** begin **
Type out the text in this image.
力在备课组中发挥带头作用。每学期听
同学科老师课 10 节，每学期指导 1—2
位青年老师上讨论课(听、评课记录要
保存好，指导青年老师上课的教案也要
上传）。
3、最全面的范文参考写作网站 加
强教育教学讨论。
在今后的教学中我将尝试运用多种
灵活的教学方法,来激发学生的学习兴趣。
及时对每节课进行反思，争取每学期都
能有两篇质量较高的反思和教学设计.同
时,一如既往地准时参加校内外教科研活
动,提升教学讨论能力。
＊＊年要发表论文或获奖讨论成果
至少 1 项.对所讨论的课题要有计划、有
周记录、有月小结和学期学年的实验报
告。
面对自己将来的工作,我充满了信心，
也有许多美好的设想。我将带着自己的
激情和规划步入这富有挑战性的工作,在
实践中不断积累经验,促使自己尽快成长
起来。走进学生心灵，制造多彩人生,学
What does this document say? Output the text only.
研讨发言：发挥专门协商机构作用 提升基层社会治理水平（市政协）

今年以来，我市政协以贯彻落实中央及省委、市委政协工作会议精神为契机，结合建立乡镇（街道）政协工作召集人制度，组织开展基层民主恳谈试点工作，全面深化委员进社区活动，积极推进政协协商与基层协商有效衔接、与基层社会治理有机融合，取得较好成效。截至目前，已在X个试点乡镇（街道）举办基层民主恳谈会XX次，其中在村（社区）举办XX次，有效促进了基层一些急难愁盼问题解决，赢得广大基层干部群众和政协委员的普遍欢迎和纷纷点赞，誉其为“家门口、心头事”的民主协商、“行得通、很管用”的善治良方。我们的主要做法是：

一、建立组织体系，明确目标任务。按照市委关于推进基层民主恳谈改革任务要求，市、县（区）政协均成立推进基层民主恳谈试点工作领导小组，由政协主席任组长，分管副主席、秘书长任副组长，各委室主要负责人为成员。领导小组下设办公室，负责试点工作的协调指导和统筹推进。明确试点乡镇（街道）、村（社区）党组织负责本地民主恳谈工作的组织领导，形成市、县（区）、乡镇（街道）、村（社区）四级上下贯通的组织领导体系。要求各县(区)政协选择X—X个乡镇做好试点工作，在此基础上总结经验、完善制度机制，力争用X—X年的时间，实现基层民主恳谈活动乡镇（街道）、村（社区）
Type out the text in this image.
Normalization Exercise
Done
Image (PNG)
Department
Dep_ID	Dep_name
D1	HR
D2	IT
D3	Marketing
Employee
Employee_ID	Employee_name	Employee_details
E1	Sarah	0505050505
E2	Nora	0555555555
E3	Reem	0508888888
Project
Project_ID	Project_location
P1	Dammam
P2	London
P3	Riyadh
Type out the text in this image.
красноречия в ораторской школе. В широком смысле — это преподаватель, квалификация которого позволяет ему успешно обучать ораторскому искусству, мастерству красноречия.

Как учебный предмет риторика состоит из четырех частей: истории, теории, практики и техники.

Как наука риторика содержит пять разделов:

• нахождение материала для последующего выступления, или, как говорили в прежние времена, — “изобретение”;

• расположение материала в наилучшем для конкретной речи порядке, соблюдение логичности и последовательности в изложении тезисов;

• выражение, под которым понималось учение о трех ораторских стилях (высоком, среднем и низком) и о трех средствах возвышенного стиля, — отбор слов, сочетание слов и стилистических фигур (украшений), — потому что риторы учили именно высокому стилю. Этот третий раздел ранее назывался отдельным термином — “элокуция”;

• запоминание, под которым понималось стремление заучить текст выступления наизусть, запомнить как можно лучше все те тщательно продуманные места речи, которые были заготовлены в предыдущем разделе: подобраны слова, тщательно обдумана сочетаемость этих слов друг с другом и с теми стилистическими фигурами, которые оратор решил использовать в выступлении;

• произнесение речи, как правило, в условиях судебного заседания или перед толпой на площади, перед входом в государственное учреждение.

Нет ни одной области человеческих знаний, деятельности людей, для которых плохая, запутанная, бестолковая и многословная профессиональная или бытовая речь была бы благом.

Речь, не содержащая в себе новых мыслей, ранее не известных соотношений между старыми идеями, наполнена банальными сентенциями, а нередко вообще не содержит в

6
** end **
Reproduce each entry word for word.

Type out the text in this image.
力在备课组中发挥带头作用。每学期听
同学科老师课 10 节，每学期指导 1—2
位青年老师上讨论课(听、评课记录要
保存好，指导青年老师上课的教案也要
上传）。
3、最全面的范文参考写作网站 加
强教育教学讨论。
在今后的教学中我将尝试运用多种
灵活的教学方法,来激发学生的学习兴趣。
及时对每节课进行反思，争取每学期都
能有两篇质量较高的反思和教学设计.同
时,一如既往地准时参加校内外教科研活
动,提升教学讨论能力。
＊＊年要发表论文或获奖讨论成果
至少 1 项.对所讨论的课题要有计划、有
周记录、有月小结和学期学年的实验报
告。
面对自己将来的工作,我充满了信心，
也有许多美好的设想。我将带着自己的
激情和规划步入这富有挑战性的工作,在
实践中不断积累经验,促使自己尽快成长
起来。走进学生心灵，制造多彩人生,学
What does this document say? Output the text only.
研讨发言：发挥专门协商机构作用 提升基层社会治理水平（市政协）

今年以来，我市政协以贯彻落实中央及省委、市委政协工作会议精神为契机，结合建立乡镇（街道）政协工作召集人制度，组织开展基层民主恳谈试点工作，全面深化委员进社区活动，积极推进政协协商与基层协商有效衔接、与基层社会治理有机融合，取得较好成效。截至目前，已在X个试点乡镇（街道）举办基层民主恳谈会XX次，其中在村（社区）举办XX次，有效促进了基层一些急难愁盼问题解决，赢得广大基层干部群众和政协委员的普遍欢迎和纷纷点赞，誉其为“家门口、心头事”的民主协商、“行得通、很管用”的善治良方。我们的主要做法是：

一、建立组织体系，明确目标任务。按照市委关于推进基层民主恳谈改革任务要求，市、县（区）政协均成立推进基层民主恳谈试点工作领导小组，由政协主席任组长，分管副主席、秘书长任副组长，各委室主要负责人为成员。领导小组下设办公室，负责试点工作的协调指导和统筹推进。明确试点乡镇（街道）、村（社区）党组织负责本地民主恳谈工作的组织领导，形成市、县（区）、乡镇（街道）、村（社区）四级上下贯通的组织领导体系。要求各县(区)政协选择X—X个乡镇做好试点工作，在此基础上总结经验、完善制度机制，力争用X—X年的时间，实现基层民主恳谈活动乡镇（街道）、村（社区）
Type out the text in this image.
Normalization Exercise
Done
Image (PNG)
Department
Dep_ID	Dep_name
D1	HR
D2	IT
D3	Marketing
Employee
Employee_ID	Employee_name	Employee_details
E1	Sarah	0505050505
E2	Nora	0555555555
E3	Reem	0508888888
Project
Project_ID	Project_location
P1	Dammam
P2	London
P3	Riyadh
Type out the text in this image.
красноречия в ораторской школе. В широком смысле — это преподаватель, квалификация которого позволяет ему успешно обучать ораторскому искусству, мастерству красноречия.

Как учебный предмет риторика состоит из четырех частей: истории, теории, практики и техники.

Как наука риторика содержит пять разделов:

• нахождение материала для последующего выступления, или, как говорили в прежние времена, — “изобретение”;

• расположение материала в наилучшем для конкретной речи порядке, соблюдение логичности и последовательности в изложении тезисов;

• выражение, под которым понималось учение о трех ораторских стилях (высоком, среднем и низком) и о трех средствах возвышенного стиля, — отбор слов, сочетание слов и стилистических фигур (украшений), — потому что риторы учили именно высокому стилю. Этот третий раздел ранее назывался отдельным термином — “элокуция”;

• запоминание, под которым понималось стремление заучить текст выступления наизусть, запомнить как можно лучше все те тщательно продуманные места речи, которые были заготовлены в предыдущем разделе: подобраны слова, тщательно обдумана сочетаемость этих слов друг с другом и с теми стилистическими фигурами, которые оратор решил использовать в выступлении;

• произнесение речи, как правило, в условиях судебного заседания или перед толпой на площади, перед входом в государственное учреждение.

Нет ни одной области человеческих знаний, деятельности людей, для которых плохая, запутанная, бестолковая и многословная профессиональная или бытовая речь была бы благом.

Речь, не содержащая в себе новых мыслей, ранее не известных соотношений между старыми идеями, наполнена банальными сентенциями, а нередко вообще не содержит в

6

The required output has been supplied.